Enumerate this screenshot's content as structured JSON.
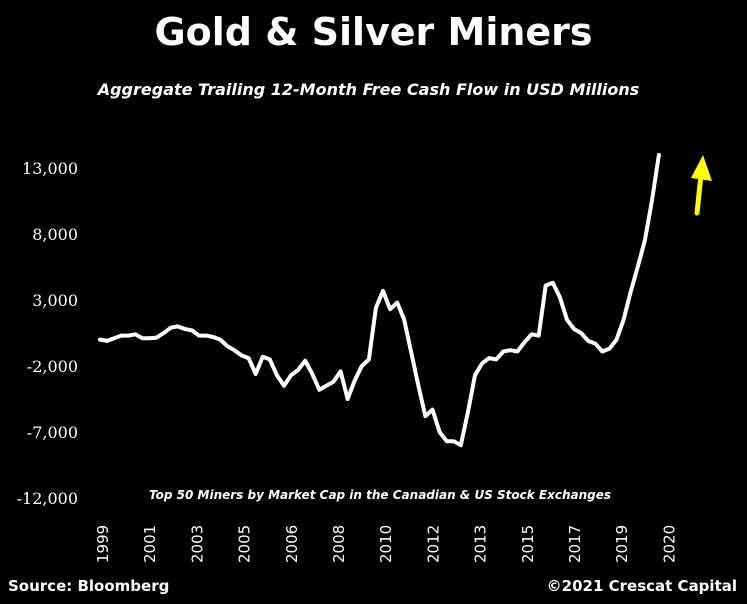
{
  "chart_data": {
    "type": "line",
    "title": "Gold & Silver Miners",
    "subtitle": "Aggregate Trailing 12-Month Free Cash Flow in USD Millions",
    "annotation": "Top 50 Miners by Market Cap in the Canadian & US Stock Exchanges",
    "source": "Source: Bloomberg",
    "copyright": "©2021 Crescat Capital",
    "xlabel": "",
    "ylabel": "",
    "ylim": [
      -12000,
      13000
    ],
    "y_ticks": [
      13000,
      8000,
      3000,
      -2000,
      -7000,
      -12000
    ],
    "y_tick_labels": [
      "13,000",
      "8,000",
      "3,000",
      "-2,000",
      "-7,000",
      "-12,000"
    ],
    "x_tick_labels": [
      "1999",
      "2001",
      "2003",
      "2005",
      "2006",
      "2008",
      "2010",
      "2012",
      "2013",
      "2015",
      "2017",
      "2019",
      "2020"
    ],
    "grid": false,
    "legend": "none",
    "series_color": "#ffffff",
    "arrow_color": "#ffff00",
    "series": [
      {
        "values": [
          [
            0.0,
            0
          ],
          [
            0.5,
            -100
          ],
          [
            1.0,
            100
          ],
          [
            1.5,
            300
          ],
          [
            2.0,
            300
          ],
          [
            2.5,
            400
          ],
          [
            3.0,
            100
          ],
          [
            3.5,
            100
          ],
          [
            4.0,
            150
          ],
          [
            4.5,
            500
          ],
          [
            5.0,
            900
          ],
          [
            5.5,
            1000
          ],
          [
            6.0,
            800
          ],
          [
            6.5,
            700
          ],
          [
            7.0,
            300
          ],
          [
            7.5,
            300
          ],
          [
            8.0,
            200
          ],
          [
            8.5,
            0
          ],
          [
            9.0,
            -500
          ],
          [
            9.5,
            -800
          ],
          [
            10.0,
            -1200
          ],
          [
            10.5,
            -1400
          ],
          [
            11.0,
            -2600
          ],
          [
            11.5,
            -1300
          ],
          [
            12.0,
            -1500
          ],
          [
            12.5,
            -2700
          ],
          [
            13.0,
            -3500
          ],
          [
            13.5,
            -2700
          ],
          [
            14.0,
            -2300
          ],
          [
            14.5,
            -1600
          ],
          [
            15.0,
            -2600
          ],
          [
            15.5,
            -3800
          ],
          [
            16.0,
            -3500
          ],
          [
            16.5,
            -3200
          ],
          [
            17.0,
            -2400
          ],
          [
            17.5,
            -4500
          ],
          [
            18.0,
            -3100
          ],
          [
            18.5,
            -2000
          ],
          [
            19.0,
            -1500
          ],
          [
            19.5,
            2400
          ],
          [
            20.0,
            3700
          ],
          [
            20.5,
            2300
          ],
          [
            21.0,
            2800
          ],
          [
            21.5,
            1500
          ],
          [
            22.0,
            -1000
          ],
          [
            22.5,
            -3500
          ],
          [
            23.0,
            -5800
          ],
          [
            23.5,
            -5300
          ],
          [
            24.0,
            -7000
          ],
          [
            24.5,
            -7700
          ],
          [
            25.0,
            -7700
          ],
          [
            25.5,
            -8000
          ],
          [
            26.0,
            -5500
          ],
          [
            26.5,
            -2700
          ],
          [
            27.0,
            -1800
          ],
          [
            27.5,
            -1400
          ],
          [
            28.0,
            -1500
          ],
          [
            28.5,
            -900
          ],
          [
            29.0,
            -800
          ],
          [
            29.5,
            -900
          ],
          [
            30.0,
            -200
          ],
          [
            30.5,
            400
          ],
          [
            31.0,
            300
          ],
          [
            31.5,
            4100
          ],
          [
            32.0,
            4300
          ],
          [
            32.5,
            3200
          ],
          [
            33.0,
            1500
          ],
          [
            33.5,
            800
          ],
          [
            34.0,
            500
          ],
          [
            34.5,
            -100
          ],
          [
            35.0,
            -300
          ],
          [
            35.5,
            -900
          ],
          [
            36.0,
            -700
          ],
          [
            36.5,
            0
          ],
          [
            37.0,
            1500
          ],
          [
            37.5,
            3600
          ],
          [
            38.0,
            5500
          ],
          [
            38.5,
            7500
          ],
          [
            39.0,
            10500
          ],
          [
            39.5,
            14000
          ]
        ]
      }
    ]
  }
}
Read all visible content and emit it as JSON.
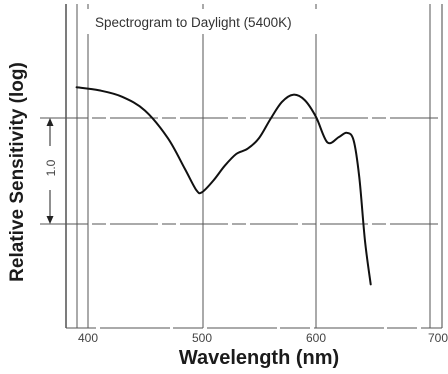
{
  "chart_data": {
    "type": "line",
    "title": "Spectrogram to Daylight (5400K)",
    "xlabel": "Wavelength (nm)",
    "ylabel": "Relative Sensitivity (log)",
    "scale_bar_label": "1.0",
    "x_ticks": [
      {
        "value": 400,
        "label": "400"
      },
      {
        "value": 500,
        "label": "500"
      },
      {
        "value": 600,
        "label": "600"
      },
      {
        "value": 700,
        "label": "700"
      }
    ],
    "xlim": [
      380,
      710
    ],
    "ylim": [
      -1.2,
      1.2
    ],
    "grid": true,
    "series": [
      {
        "x": [
          390,
          410,
          430,
          450,
          470,
          485,
          495,
          500,
          510,
          520,
          530,
          540,
          550,
          560,
          570,
          580,
          590,
          600,
          610,
          620,
          627,
          633,
          638,
          643,
          648
        ],
        "y": [
          0.79,
          0.76,
          0.7,
          0.57,
          0.31,
          0.02,
          -0.18,
          -0.2,
          -0.09,
          0.05,
          0.16,
          0.21,
          0.31,
          0.49,
          0.65,
          0.72,
          0.67,
          0.51,
          0.27,
          0.32,
          0.36,
          0.29,
          -0.06,
          -0.66,
          -1.07
        ]
      }
    ]
  },
  "colors": {
    "curve": "#111111",
    "grid": "#555555",
    "text": "#1b1b1b"
  }
}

* SHORT PROBLEM
Go through the entries above and output them exactly, without pictures.

* TASK SOLUTION
Enumerate this screenshot's content as structured JSON.
{
  "chart_data": {
    "type": "line",
    "title": "Gold & Silver Miners",
    "subtitle": "Aggregate Trailing 12-Month Free Cash Flow in USD Millions",
    "annotation": "Top 50 Miners by Market Cap in the Canadian & US Stock Exchanges",
    "source": "Source: Bloomberg",
    "copyright": "©2021 Crescat Capital",
    "xlabel": "",
    "ylabel": "",
    "ylim": [
      -12000,
      13000
    ],
    "y_ticks": [
      13000,
      8000,
      3000,
      -2000,
      -7000,
      -12000
    ],
    "y_tick_labels": [
      "13,000",
      "8,000",
      "3,000",
      "-2,000",
      "-7,000",
      "-12,000"
    ],
    "x_tick_labels": [
      "1999",
      "2001",
      "2003",
      "2005",
      "2006",
      "2008",
      "2010",
      "2012",
      "2013",
      "2015",
      "2017",
      "2019",
      "2020"
    ],
    "grid": false,
    "legend": "none",
    "series_color": "#ffffff",
    "arrow_color": "#ffff00",
    "series": [
      {
        "values": [
          [
            0.0,
            0
          ],
          [
            0.5,
            -100
          ],
          [
            1.0,
            100
          ],
          [
            1.5,
            300
          ],
          [
            2.0,
            300
          ],
          [
            2.5,
            400
          ],
          [
            3.0,
            100
          ],
          [
            3.5,
            100
          ],
          [
            4.0,
            150
          ],
          [
            4.5,
            500
          ],
          [
            5.0,
            900
          ],
          [
            5.5,
            1000
          ],
          [
            6.0,
            800
          ],
          [
            6.5,
            700
          ],
          [
            7.0,
            300
          ],
          [
            7.5,
            300
          ],
          [
            8.0,
            200
          ],
          [
            8.5,
            0
          ],
          [
            9.0,
            -500
          ],
          [
            9.5,
            -800
          ],
          [
            10.0,
            -1200
          ],
          [
            10.5,
            -1400
          ],
          [
            11.0,
            -2600
          ],
          [
            11.5,
            -1300
          ],
          [
            12.0,
            -1500
          ],
          [
            12.5,
            -2700
          ],
          [
            13.0,
            -3500
          ],
          [
            13.5,
            -2700
          ],
          [
            14.0,
            -2300
          ],
          [
            14.5,
            -1600
          ],
          [
            15.0,
            -2600
          ],
          [
            15.5,
            -3800
          ],
          [
            16.0,
            -3500
          ],
          [
            16.5,
            -3200
          ],
          [
            17.0,
            -2400
          ],
          [
            17.5,
            -4500
          ],
          [
            18.0,
            -3100
          ],
          [
            18.5,
            -2000
          ],
          [
            19.0,
            -1500
          ],
          [
            19.5,
            2400
          ],
          [
            20.0,
            3700
          ],
          [
            20.5,
            2300
          ],
          [
            21.0,
            2800
          ],
          [
            21.5,
            1500
          ],
          [
            22.0,
            -1000
          ],
          [
            22.5,
            -3500
          ],
          [
            23.0,
            -5800
          ],
          [
            23.5,
            -5300
          ],
          [
            24.0,
            -7000
          ],
          [
            24.5,
            -7700
          ],
          [
            25.0,
            -7700
          ],
          [
            25.5,
            -8000
          ],
          [
            26.0,
            -5500
          ],
          [
            26.5,
            -2700
          ],
          [
            27.0,
            -1800
          ],
          [
            27.5,
            -1400
          ],
          [
            28.0,
            -1500
          ],
          [
            28.5,
            -900
          ],
          [
            29.0,
            -800
          ],
          [
            29.5,
            -900
          ],
          [
            30.0,
            -200
          ],
          [
            30.5,
            400
          ],
          [
            31.0,
            300
          ],
          [
            31.5,
            4100
          ],
          [
            32.0,
            4300
          ],
          [
            32.5,
            3200
          ],
          [
            33.0,
            1500
          ],
          [
            33.5,
            800
          ],
          [
            34.0,
            500
          ],
          [
            34.5,
            -100
          ],
          [
            35.0,
            -300
          ],
          [
            35.5,
            -900
          ],
          [
            36.0,
            -700
          ],
          [
            36.5,
            0
          ],
          [
            37.0,
            1500
          ],
          [
            37.5,
            3600
          ],
          [
            38.0,
            5500
          ],
          [
            38.5,
            7500
          ],
          [
            39.0,
            10500
          ],
          [
            39.5,
            14000
          ]
        ]
      }
    ]
  }
}
Read all visible content and emit it as JSON.
{
  "chart_data": {
    "type": "line",
    "title": "Spectrogram to Daylight (5400K)",
    "xlabel": "Wavelength (nm)",
    "ylabel": "Relative Sensitivity (log)",
    "scale_bar_label": "1.0",
    "x_ticks": [
      {
        "value": 400,
        "label": "400"
      },
      {
        "value": 500,
        "label": "500"
      },
      {
        "value": 600,
        "label": "600"
      },
      {
        "value": 700,
        "label": "700"
      }
    ],
    "xlim": [
      380,
      710
    ],
    "ylim": [
      -1.2,
      1.2
    ],
    "grid": true,
    "series": [
      {
        "x": [
          390,
          410,
          430,
          450,
          470,
          485,
          495,
          500,
          510,
          520,
          530,
          540,
          550,
          560,
          570,
          580,
          590,
          600,
          610,
          620,
          627,
          633,
          638,
          643,
          648
        ],
        "y": [
          0.79,
          0.76,
          0.7,
          0.57,
          0.31,
          0.02,
          -0.18,
          -0.2,
          -0.09,
          0.05,
          0.16,
          0.21,
          0.31,
          0.49,
          0.65,
          0.72,
          0.67,
          0.51,
          0.27,
          0.32,
          0.36,
          0.29,
          -0.06,
          -0.66,
          -1.07
        ]
      }
    ]
  },
  "colors": {
    "curve": "#111111",
    "grid": "#555555",
    "text": "#1b1b1b"
  }
}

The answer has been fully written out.